TASK
Copy the data below word for word, leaving out the pictures.

RECORD LIST

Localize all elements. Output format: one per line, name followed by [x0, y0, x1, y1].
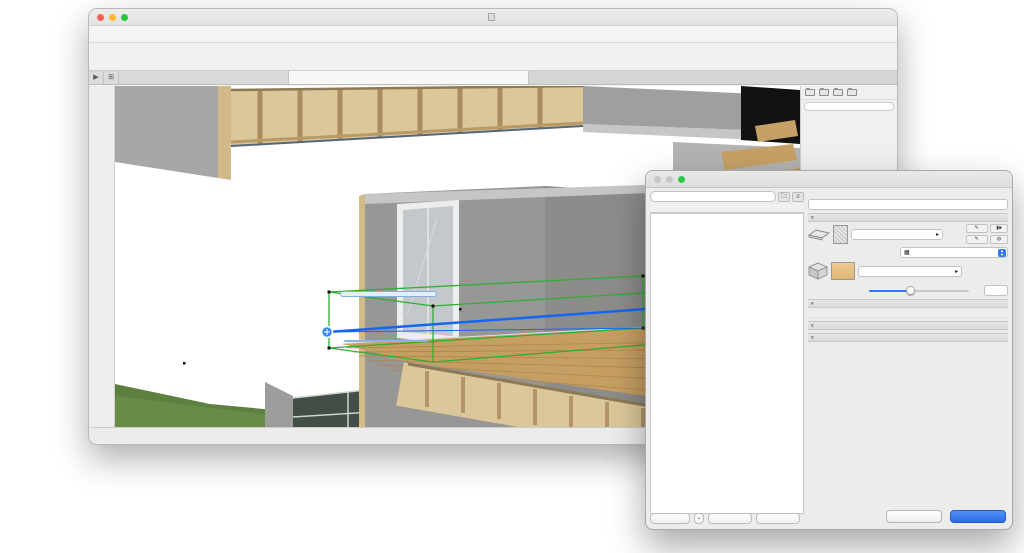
materials-list-panel: 🗀 ≡ ⌄	[650, 191, 804, 525]
toolbox-palette	[89, 86, 115, 427]
section-id-categories[interactable]: ▾	[808, 321, 1008, 330]
pen-icon: ✎	[974, 237, 978, 242]
tab-stueplan[interactable]	[119, 71, 289, 84]
pen-icon: ✎	[974, 226, 978, 231]
window-titlebar[interactable]	[89, 9, 897, 26]
dialog-zoom-button[interactable]	[678, 176, 685, 183]
project-map-search-input[interactable]	[804, 102, 894, 111]
classifications-header	[808, 308, 1008, 318]
slider-knob	[906, 286, 915, 295]
fill-orientation-select[interactable]: ▦ ▲▼	[900, 247, 1008, 258]
cut-fill-select[interactable]: ▸	[851, 229, 943, 240]
section-structure-appearance[interactable]: ▾	[808, 213, 1008, 222]
arrow-tab-icon[interactable]: ▶	[89, 72, 104, 84]
new-folder-icon[interactable]: 🗀	[778, 192, 790, 202]
surface-swatch[interactable]	[831, 262, 855, 280]
ok-button[interactable]	[950, 510, 1006, 523]
background-pen-button[interactable]: ✎	[966, 235, 988, 244]
dialog-close-button[interactable]	[654, 176, 661, 183]
info-box-toolbar	[89, 43, 897, 71]
grid-tab-icon[interactable]: ⊞	[104, 72, 119, 84]
delete-button[interactable]	[756, 513, 800, 524]
materials-search-input[interactable]	[650, 191, 776, 202]
bulb-button[interactable]: ◍	[990, 235, 1008, 244]
dialog-minimize-button[interactable]	[666, 176, 673, 183]
select-stepper-icon: ▲▼	[998, 249, 1006, 257]
section-physical-properties[interactable]: ▾	[808, 333, 1008, 342]
fill-pattern-swatch[interactable]	[833, 225, 848, 244]
intersection-priority-value[interactable]	[984, 285, 1008, 296]
list-view-icon[interactable]: ≡	[792, 192, 804, 202]
building-materials-dialog: 🗀 ≡ ⌄ ▾ ▸ ✎	[645, 170, 1013, 530]
section-classification-properties[interactable]: ▾	[808, 299, 1008, 308]
window-title	[89, 12, 897, 22]
publisher-icon[interactable]	[847, 89, 857, 96]
fill-background-button[interactable]: ▮■	[990, 224, 1008, 233]
material-properties-panel: ▾ ▸ ✎ ▮■ ✎ ◍ ▦ ▲▼	[808, 191, 1008, 525]
layout-book-icon[interactable]	[833, 89, 843, 96]
upper-left-wall	[115, 86, 218, 178]
tab-bar: ▶ ⊞	[89, 71, 897, 85]
new-material-button[interactable]	[650, 513, 690, 524]
surface-cube-icon	[808, 262, 828, 280]
tab-3d-all[interactable]	[289, 71, 529, 84]
materials-list	[650, 213, 804, 514]
origin-icon: ▦	[904, 250, 909, 256]
intersection-priority-slider[interactable]	[869, 286, 969, 296]
slab-info-tooltip	[340, 291, 437, 297]
slab-preview-icon	[808, 227, 830, 241]
dialog-titlebar[interactable]	[646, 171, 1012, 188]
project-map-icon[interactable]	[805, 89, 815, 96]
cancel-button[interactable]	[886, 510, 942, 523]
cut-fill-pen-button[interactable]: ✎	[966, 224, 988, 233]
surface-select[interactable]: ▸	[858, 266, 962, 277]
rename-button[interactable]	[708, 513, 752, 524]
view-map-icon[interactable]	[819, 89, 829, 96]
coordinate-tracker[interactable]	[344, 340, 428, 342]
material-name-field[interactable]	[808, 199, 1008, 210]
toolbar-icon-row	[89, 26, 897, 43]
new-material-dropdown[interactable]: ⌄	[694, 513, 704, 524]
document-icon	[488, 13, 495, 21]
materials-list-header[interactable]	[650, 204, 804, 213]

OUTPUT
Localize all elements. Output format: one per line, name followed by [x0, y0, x1, y1].
materials-list-panel: 🗀 ≡ ⌄	[650, 191, 804, 525]
toolbox-palette	[89, 86, 115, 427]
section-id-categories[interactable]: ▾	[808, 321, 1008, 330]
pen-icon: ✎	[974, 237, 978, 242]
tab-stueplan[interactable]	[119, 71, 289, 84]
pen-icon: ✎	[974, 226, 978, 231]
window-titlebar[interactable]	[89, 9, 897, 26]
dialog-zoom-button[interactable]	[678, 176, 685, 183]
project-map-search-input[interactable]	[804, 102, 894, 111]
classifications-header	[808, 308, 1008, 318]
slider-knob	[906, 286, 915, 295]
fill-orientation-select[interactable]: ▦ ▲▼	[900, 247, 1008, 258]
cut-fill-select[interactable]: ▸	[851, 229, 943, 240]
section-structure-appearance[interactable]: ▾	[808, 213, 1008, 222]
arrow-tab-icon[interactable]: ▶	[89, 72, 104, 84]
new-folder-icon[interactable]: 🗀	[778, 192, 790, 202]
surface-swatch[interactable]	[831, 262, 855, 280]
ok-button[interactable]	[950, 510, 1006, 523]
background-pen-button[interactable]: ✎	[966, 235, 988, 244]
dialog-close-button[interactable]	[654, 176, 661, 183]
info-box-toolbar	[89, 43, 897, 71]
grid-tab-icon[interactable]: ⊞	[104, 72, 119, 84]
delete-button[interactable]	[756, 513, 800, 524]
materials-search-input[interactable]	[650, 191, 776, 202]
bulb-button[interactable]: ◍	[990, 235, 1008, 244]
dialog-minimize-button[interactable]	[666, 176, 673, 183]
select-stepper-icon: ▲▼	[998, 249, 1006, 257]
section-physical-properties[interactable]: ▾	[808, 333, 1008, 342]
fill-pattern-swatch[interactable]	[833, 225, 848, 244]
intersection-priority-value[interactable]	[984, 285, 1008, 296]
list-view-icon[interactable]: ≡	[792, 192, 804, 202]
building-materials-dialog: 🗀 ≡ ⌄ ▾ ▸ ✎	[645, 170, 1013, 530]
section-classification-properties[interactable]: ▾	[808, 299, 1008, 308]
window-title	[89, 12, 897, 22]
publisher-icon[interactable]	[847, 89, 857, 96]
fill-background-button[interactable]: ▮■	[990, 224, 1008, 233]
material-properties-panel: ▾ ▸ ✎ ▮■ ✎ ◍ ▦ ▲▼	[808, 191, 1008, 525]
layout-book-icon[interactable]	[833, 89, 843, 96]
upper-left-wall	[115, 86, 218, 178]
tab-bar: ▶ ⊞	[89, 71, 897, 85]
new-material-button[interactable]	[650, 513, 690, 524]
surface-cube-icon	[808, 262, 828, 280]
tab-3d-all[interactable]	[289, 71, 529, 84]
materials-list	[650, 213, 804, 514]
origin-icon: ▦	[904, 250, 909, 256]
intersection-priority-slider[interactable]	[869, 286, 969, 296]
slab-info-tooltip	[340, 291, 437, 297]
slab-preview-icon	[808, 227, 830, 241]
dialog-titlebar[interactable]	[646, 171, 1012, 188]
project-map-icon[interactable]	[805, 89, 815, 96]
cancel-button[interactable]	[886, 510, 942, 523]
cut-fill-pen-button[interactable]: ✎	[966, 224, 988, 233]
surface-select[interactable]: ▸	[858, 266, 962, 277]
rename-button[interactable]	[708, 513, 752, 524]
view-map-icon[interactable]	[819, 89, 829, 96]
coordinate-tracker[interactable]	[344, 340, 428, 342]
material-name-field[interactable]	[808, 199, 1008, 210]
toolbar-icon-row	[89, 26, 897, 43]
new-material-dropdown[interactable]: ⌄	[694, 513, 704, 524]
document-icon	[488, 13, 495, 21]
materials-list-header[interactable]	[650, 204, 804, 213]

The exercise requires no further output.